* START Exercise inputs *
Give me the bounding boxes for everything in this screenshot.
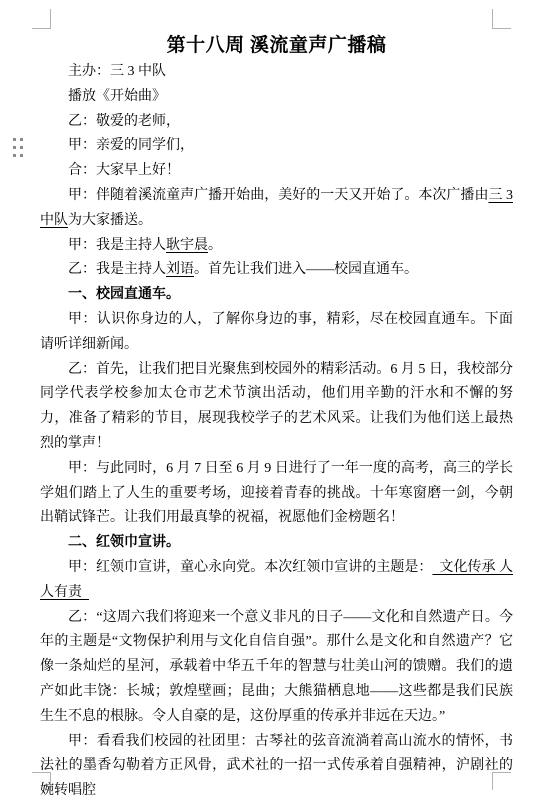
text-run: 甲：亲爱的同学们， [68,138,194,153]
underlined-text-run: 刘语 [166,262,194,277]
text-run: 甲：认识你身边的人，了解你身边的事，精彩，尽在校园直通车。下面请听详细新闻。 [40,312,513,352]
text-run: 播放《开始曲》 [68,89,166,104]
text-run: 甲：看看我们校园的社团里：古琴社的弦音流淌着高山流水的情怀，书法社的墨香勾勒着方… [40,734,513,799]
paragraph[interactable]: 甲：与此同时，6 月 7 日至 6 月 9 日进行了一年一度的高考，高三的学长学… [40,457,513,531]
paragraph[interactable]: 甲：认识你身边的人，了解你身边的事，精彩，尽在校园直通车。下面请听详细新闻。 [40,308,513,358]
text-run: 乙：我是主持人 [68,262,166,277]
text-run: 甲：红领巾宣讲，童心永向党。本次红领巾宣讲的主题是： [68,560,432,575]
text-run: 。 [208,238,222,253]
document-content[interactable]: 第十八周 溪流童声广播稿 主办：三 3 中队播放《开始曲》乙：敬爱的老师，甲：亲… [40,33,513,801]
text-run: 乙：“这周六我们将迎来一个意义非凡的日子——文化和自然遗产日。今年的主题是“文物… [40,610,513,724]
paragraph[interactable]: 甲：红领巾宣讲，童心永向党。本次红领巾宣讲的主题是： 文化传承 人人有责 [40,556,513,606]
paragraph[interactable]: 乙：首先，让我们把目光聚焦到校园外的精彩活动。6 月 5 日，我校部分同学代表学… [40,358,513,457]
document-title: 第十八周 溪流童声广播稿 [40,33,513,58]
text-run: 甲：与此同时，6 月 7 日至 6 月 9 日进行了一年一度的高考，高三的学长学… [40,461,513,526]
paragraph[interactable]: 乙：“这周六我们将迎来一个意义非凡的日子——文化和自然遗产日。今年的主题是“文物… [40,606,513,730]
paragraph[interactable]: 甲：亲爱的同学们， [40,134,513,159]
text-run: 二、红领巾宣讲。 [68,535,180,550]
text-run: 合：大家早上好！ [68,163,180,178]
document-body: 主办：三 3 中队播放《开始曲》乙：敬爱的老师，甲：亲爱的同学们，合：大家早上好… [40,60,513,801]
text-run: 乙：首先，让我们把目光聚焦到校园外的精彩活动。6 月 5 日，我校部分同学代表学… [40,362,513,451]
text-run: 为大家播送。 [68,213,152,228]
section-heading[interactable]: 二、红领巾宣讲。 [40,531,513,556]
paragraph[interactable]: 甲：伴随着溪流童声广播开始曲，美好的一天又开始了。本次广播由三 3 中队为大家播… [40,184,513,234]
text-run: 主办：三 3 中队 [68,64,166,79]
text-run: 甲：我是主持人 [68,238,166,253]
paragraph[interactable]: 甲：看看我们校园的社团里：古琴社的弦音流淌着高山流水的情怀，书法社的墨香勾勒着方… [40,730,513,801]
document-page[interactable]: 第十八周 溪流童声广播稿 主办：三 3 中队播放《开始曲》乙：敬爱的老师，甲：亲… [0,0,553,801]
paragraph[interactable]: 甲：我是主持人耿宇晨。 [40,234,513,259]
paragraph[interactable]: 乙：敬爱的老师， [40,110,513,135]
text-run: 甲：伴随着溪流童声广播开始曲，美好的一天又开始了。本次广播由 [68,188,488,203]
section-heading[interactable]: 一、校园直通车。 [40,283,513,308]
margin-corner-mark-top-right [492,9,511,29]
paragraph[interactable]: 合：大家早上好！ [40,159,513,184]
margin-corner-mark-top-left [32,9,51,29]
paragraph[interactable]: 播放《开始曲》 [40,85,513,110]
text-run: 一、校园直通车。 [68,287,180,302]
paragraph[interactable]: 乙：我是主持人刘语。首先让我们进入——校园直通车。 [40,258,513,283]
autoscroll-anchor-icon [13,138,23,157]
underlined-text-run: 耿宇晨 [166,238,208,253]
paragraph[interactable]: 主办：三 3 中队 [40,60,513,85]
text-run: 乙：敬爱的老师， [68,114,180,129]
text-run: 。首先让我们进入——校园直通车。 [194,262,418,277]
* END Exercise inputs *
◆ **Problem**
Copy every line of the records above without any change, leaving the picture out of your answer.

◆ **Answer to the problem**
Give me the bounding boxes for everything in this screenshot.
text-run: 甲：亲爱的同学们， [68,138,194,153]
underlined-text-run: 刘语 [166,262,194,277]
text-run: 甲：认识你身边的人，了解你身边的事，精彩，尽在校园直通车。下面请听详细新闻。 [40,312,513,352]
text-run: 播放《开始曲》 [68,89,166,104]
text-run: 甲：看看我们校园的社团里：古琴社的弦音流淌着高山流水的情怀，书法社的墨香勾勒着方… [40,734,513,799]
paragraph[interactable]: 甲：与此同时，6 月 7 日至 6 月 9 日进行了一年一度的高考，高三的学长学… [40,457,513,531]
paragraph[interactable]: 甲：认识你身边的人，了解你身边的事，精彩，尽在校园直通车。下面请听详细新闻。 [40,308,513,358]
text-run: 乙：我是主持人 [68,262,166,277]
text-run: 甲：红领巾宣讲，童心永向党。本次红领巾宣讲的主题是： [68,560,432,575]
text-run: 。 [208,238,222,253]
document-content[interactable]: 第十八周 溪流童声广播稿 主办：三 3 中队播放《开始曲》乙：敬爱的老师，甲：亲… [40,33,513,801]
text-run: 乙：“这周六我们将迎来一个意义非凡的日子——文化和自然遗产日。今年的主题是“文物… [40,610,513,724]
paragraph[interactable]: 甲：红领巾宣讲，童心永向党。本次红领巾宣讲的主题是： 文化传承 人人有责 [40,556,513,606]
paragraph[interactable]: 乙：首先，让我们把目光聚焦到校园外的精彩活动。6 月 5 日，我校部分同学代表学… [40,358,513,457]
document-title: 第十八周 溪流童声广播稿 [40,33,513,58]
text-run: 甲：与此同时，6 月 7 日至 6 月 9 日进行了一年一度的高考，高三的学长学… [40,461,513,526]
paragraph[interactable]: 乙：“这周六我们将迎来一个意义非凡的日子——文化和自然遗产日。今年的主题是“文物… [40,606,513,730]
paragraph[interactable]: 甲：亲爱的同学们， [40,134,513,159]
text-run: 二、红领巾宣讲。 [68,535,180,550]
text-run: 合：大家早上好！ [68,163,180,178]
document-body: 主办：三 3 中队播放《开始曲》乙：敬爱的老师，甲：亲爱的同学们，合：大家早上好… [40,60,513,801]
text-run: 乙：首先，让我们把目光聚焦到校园外的精彩活动。6 月 5 日，我校部分同学代表学… [40,362,513,451]
text-run: 为大家播送。 [68,213,152,228]
section-heading[interactable]: 二、红领巾宣讲。 [40,531,513,556]
paragraph[interactable]: 甲：伴随着溪流童声广播开始曲，美好的一天又开始了。本次广播由三 3 中队为大家播… [40,184,513,234]
text-run: 主办：三 3 中队 [68,64,166,79]
text-run: 甲：我是主持人 [68,238,166,253]
paragraph[interactable]: 甲：看看我们校园的社团里：古琴社的弦音流淌着高山流水的情怀，书法社的墨香勾勒着方… [40,730,513,801]
document-page[interactable]: 第十八周 溪流童声广播稿 主办：三 3 中队播放《开始曲》乙：敬爱的老师，甲：亲… [0,0,553,801]
paragraph[interactable]: 甲：我是主持人耿宇晨。 [40,234,513,259]
paragraph[interactable]: 乙：敬爱的老师， [40,110,513,135]
text-run: 甲：伴随着溪流童声广播开始曲，美好的一天又开始了。本次广播由 [68,188,488,203]
section-heading[interactable]: 一、校园直通车。 [40,283,513,308]
margin-corner-mark-top-right [492,9,511,29]
paragraph[interactable]: 合：大家早上好！ [40,159,513,184]
margin-corner-mark-top-left [32,9,51,29]
paragraph[interactable]: 播放《开始曲》 [40,85,513,110]
text-run: 一、校园直通车。 [68,287,180,302]
paragraph[interactable]: 乙：我是主持人刘语。首先让我们进入——校园直通车。 [40,258,513,283]
autoscroll-anchor-icon [13,138,23,157]
underlined-text-run: 耿宇晨 [166,238,208,253]
paragraph[interactable]: 主办：三 3 中队 [40,60,513,85]
text-run: 乙：敬爱的老师， [68,114,180,129]
text-run: 。首先让我们进入——校园直通车。 [194,262,418,277]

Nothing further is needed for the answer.